Resume the forum post about the steel spheres in the water-filled cylinder, starting right after its last sentence.

Text
════════════════════
Question: An exemple where solve/parametric does not provide the correct result

At the beginning was this problem asked to 11th-12th Grade students:
 

Let C a vertical cylinder of radius R_C = 10, and S a steel sphere of radius R = 4.
We place S into C and fill it with water up to the moment the water reaches the top of S.
Let V the volume of the water we used.
We then remove S and replaces it by another steel sphere S' with radius R' <> 4. Could it be that the free surface of the water reaches exactly the top of S'?
If it is so what is then the value of R'?

Mathematically does the equation (𝝅R_C²) ⨯ (2R) - (4 𝝅R_S³/3) = (𝝅R_C²) ⨯ (2R') - (4/3 𝝅R^'3), where R_C = 10 and R = 4, have other strictly positive solutions than the trivial one R' = R?

The answer here is yes: R' = 552^1/2 -2 ≅ 9.7473.. .

When I read this problem, I immediately asked myself the following question "Does a second sphere S' always exists whatever the values R_C > 0 and R ∊ (0, R_C]?".
════════════════════
Records

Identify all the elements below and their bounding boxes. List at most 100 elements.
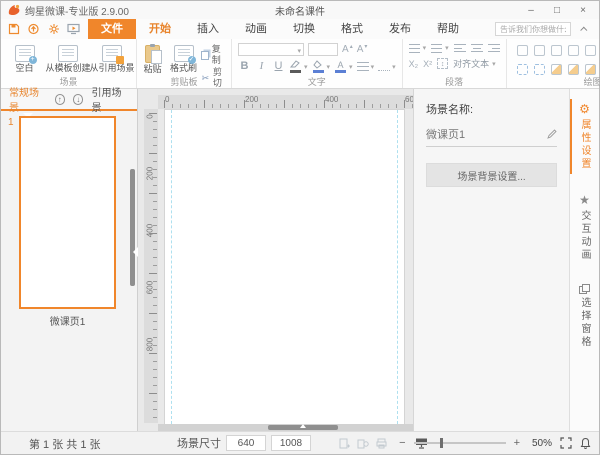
font-family-select[interactable]: ▾ (238, 43, 305, 56)
font-size-select[interactable] (308, 43, 339, 56)
chevron-down-icon[interactable]: ▾ (371, 63, 375, 71)
publish-icon[interactable] (27, 23, 40, 36)
chevron-down-icon[interactable]: ▾ (304, 63, 308, 71)
superscript-button[interactable]: X² (423, 59, 432, 69)
slide-page[interactable] (164, 109, 405, 425)
lock-object-icon[interactable] (533, 45, 545, 56)
chevron-down-icon[interactable]: ▾ (445, 44, 449, 52)
h-ruler-tick: 600 (405, 95, 413, 104)
tab-interactive-animation[interactable]: ★ 交互动画 (570, 190, 599, 265)
tab-normal-scenes[interactable]: 常规场景 (9, 84, 47, 114)
rotate-object-icon[interactable] (567, 45, 579, 56)
tab-home[interactable]: 开始 (136, 19, 184, 39)
align-text-button[interactable]: 对齐文本 (453, 57, 489, 70)
create-from-template-button[interactable]: 从模板创建 (46, 42, 91, 77)
duplicate-scene-icon[interactable] (357, 438, 369, 449)
move-scene-down-icon[interactable]: ↓ (73, 93, 84, 105)
zoom-slider-handle[interactable] (439, 438, 443, 448)
minimize-button[interactable]: – (525, 5, 537, 16)
app-logo-icon (8, 4, 20, 16)
from-reference-scene-button[interactable]: 从引用场景 (90, 42, 135, 77)
align-center-icon[interactable] (470, 43, 483, 53)
subscript-button[interactable]: X₂ (409, 59, 419, 69)
scene-height-input[interactable] (271, 435, 311, 451)
fit-to-window-icon[interactable] (560, 437, 572, 449)
text-direction-icon[interactable]: ↕ (437, 58, 449, 69)
bring-forward-icon[interactable] (516, 45, 528, 56)
close-button[interactable]: × (577, 5, 589, 16)
chevron-down-icon[interactable]: ▾ (423, 44, 427, 52)
line-spacing-icon[interactable] (356, 62, 369, 71)
align-left-icon[interactable] (453, 43, 466, 53)
quick-access-toolbar (1, 23, 88, 36)
template-icon (58, 45, 78, 62)
move-scene-up-icon[interactable]: ↑ (54, 93, 65, 105)
paragraph-spacing-icon[interactable] (431, 43, 443, 53)
italic-button[interactable]: I (255, 60, 268, 73)
tab-publish[interactable]: 发布 (376, 19, 424, 39)
tab-file[interactable]: 文件 (88, 19, 136, 39)
print-icon[interactable] (376, 438, 387, 449)
tab-insert[interactable]: 插入 (184, 19, 232, 39)
add-scene-icon[interactable] (339, 438, 350, 449)
zoom-percentage[interactable]: 50% (528, 438, 552, 449)
scene-size-label: 场景尺寸 (177, 438, 221, 450)
edit-pencil-icon[interactable] (547, 129, 557, 139)
settings-icon[interactable] (47, 23, 60, 36)
tab-help[interactable]: 帮助 (424, 19, 472, 39)
tab-animation[interactable]: 动画 (232, 19, 280, 39)
horizontal-scrollbar-thumb[interactable] (268, 424, 338, 430)
save-icon[interactable] (7, 23, 20, 36)
h-ruler-tick: 0 (165, 95, 170, 104)
chevron-down-icon[interactable]: ▾ (392, 63, 396, 71)
blank-scene-button[interactable]: + 空白 (3, 42, 46, 77)
chevron-down-icon[interactable]: ▾ (349, 63, 353, 71)
align-right-icon[interactable] (487, 43, 500, 53)
v-ruler-tick: 600 (145, 280, 155, 295)
underline-style-icon[interactable] (378, 62, 391, 71)
tab-format[interactable]: 格式 (328, 19, 376, 39)
select-objects-icon[interactable] (516, 64, 528, 75)
copy-button[interactable]: 复制 (200, 44, 229, 66)
grow-font-button[interactable]: A ▴ (342, 44, 353, 55)
zoom-slider[interactable] (413, 438, 506, 448)
main-area: 常规场景 ↑ ↓ 引用场景 1 微课页1 0 200 400 600 0 200 (1, 88, 599, 431)
sidebar-scrollbar[interactable] (130, 169, 135, 286)
bold-button[interactable]: B (238, 60, 251, 73)
highlight-color-button[interactable] (289, 60, 302, 73)
send-backward-icon[interactable] (550, 45, 562, 56)
multi-select-icon[interactable] (533, 64, 545, 75)
scene-name-value: 微课页1 (426, 129, 466, 141)
shape-fill-color-button[interactable] (312, 60, 325, 73)
app-window: 绚星微课-专业版 2.9.00 未命名课件 – □ × 文件 开始 插入 动画 (0, 0, 600, 455)
align-objects-icon[interactable] (550, 64, 562, 75)
tell-me-search-input[interactable] (495, 22, 571, 36)
distribute-objects-icon[interactable] (567, 64, 579, 75)
chevron-down-icon[interactable]: ▾ (492, 60, 496, 68)
title-bar: 绚星微课-专业版 2.9.00 未命名课件 – □ × (1, 1, 599, 19)
zoom-in-button[interactable]: + (514, 437, 520, 449)
font-color-button[interactable]: A (334, 60, 347, 73)
tab-transition[interactable]: 切换 (280, 19, 328, 39)
maximize-button[interactable]: □ (551, 5, 563, 16)
ribbon-group-clipboard: 粘贴 ✓ 格式刷 复制 ✂ 剪切 ↺ (137, 39, 233, 111)
underline-button[interactable]: U (272, 60, 285, 73)
scene-thumbnail[interactable] (19, 116, 116, 309)
h-ruler-tick: 400 (325, 95, 339, 104)
scene-name-field[interactable]: 微课页1 (426, 126, 557, 147)
horizontal-scrollbar[interactable] (158, 424, 413, 431)
scene-background-settings-button[interactable]: 场景背景设置... (426, 163, 557, 187)
tab-property-settings[interactable]: ⚙ 属性设置 (570, 99, 599, 174)
collapse-ribbon-icon[interactable] (575, 22, 593, 36)
chevron-down-icon[interactable]: ▾ (327, 63, 331, 71)
notification-bell-icon[interactable] (580, 437, 591, 449)
zoom-out-button[interactable]: − (399, 437, 405, 449)
merge-shapes-icon[interactable] (584, 64, 596, 75)
shrink-font-button[interactable]: A ▾ (357, 44, 368, 55)
bullet-list-icon[interactable] (408, 43, 420, 53)
group-objects-icon[interactable] (584, 45, 596, 56)
scene-width-input[interactable] (226, 435, 266, 451)
tab-selection-pane[interactable]: 选择窗格 (570, 281, 599, 352)
preview-icon[interactable] (67, 23, 80, 36)
tab-reference-scenes[interactable]: 引用场景 (91, 84, 129, 114)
════════════════════
Exercise response
In the attached worksheet I used two different Maple tools to answer this question:

• firstly solve+assumptions plus plots:-inequal to visualize the (R_C, R) domain where S' exists,
• next solve/parametric to present another way to get the characterization of this same domain.

The problem is that solve+assumptions and plots:-inequal both give the same correct result but solve/parametric does not.
PlotsInequal_vs_SolveParametric.mw

For this specific problem solve/parametric fails finding the correct result.
Is that a bug or did I misuse it?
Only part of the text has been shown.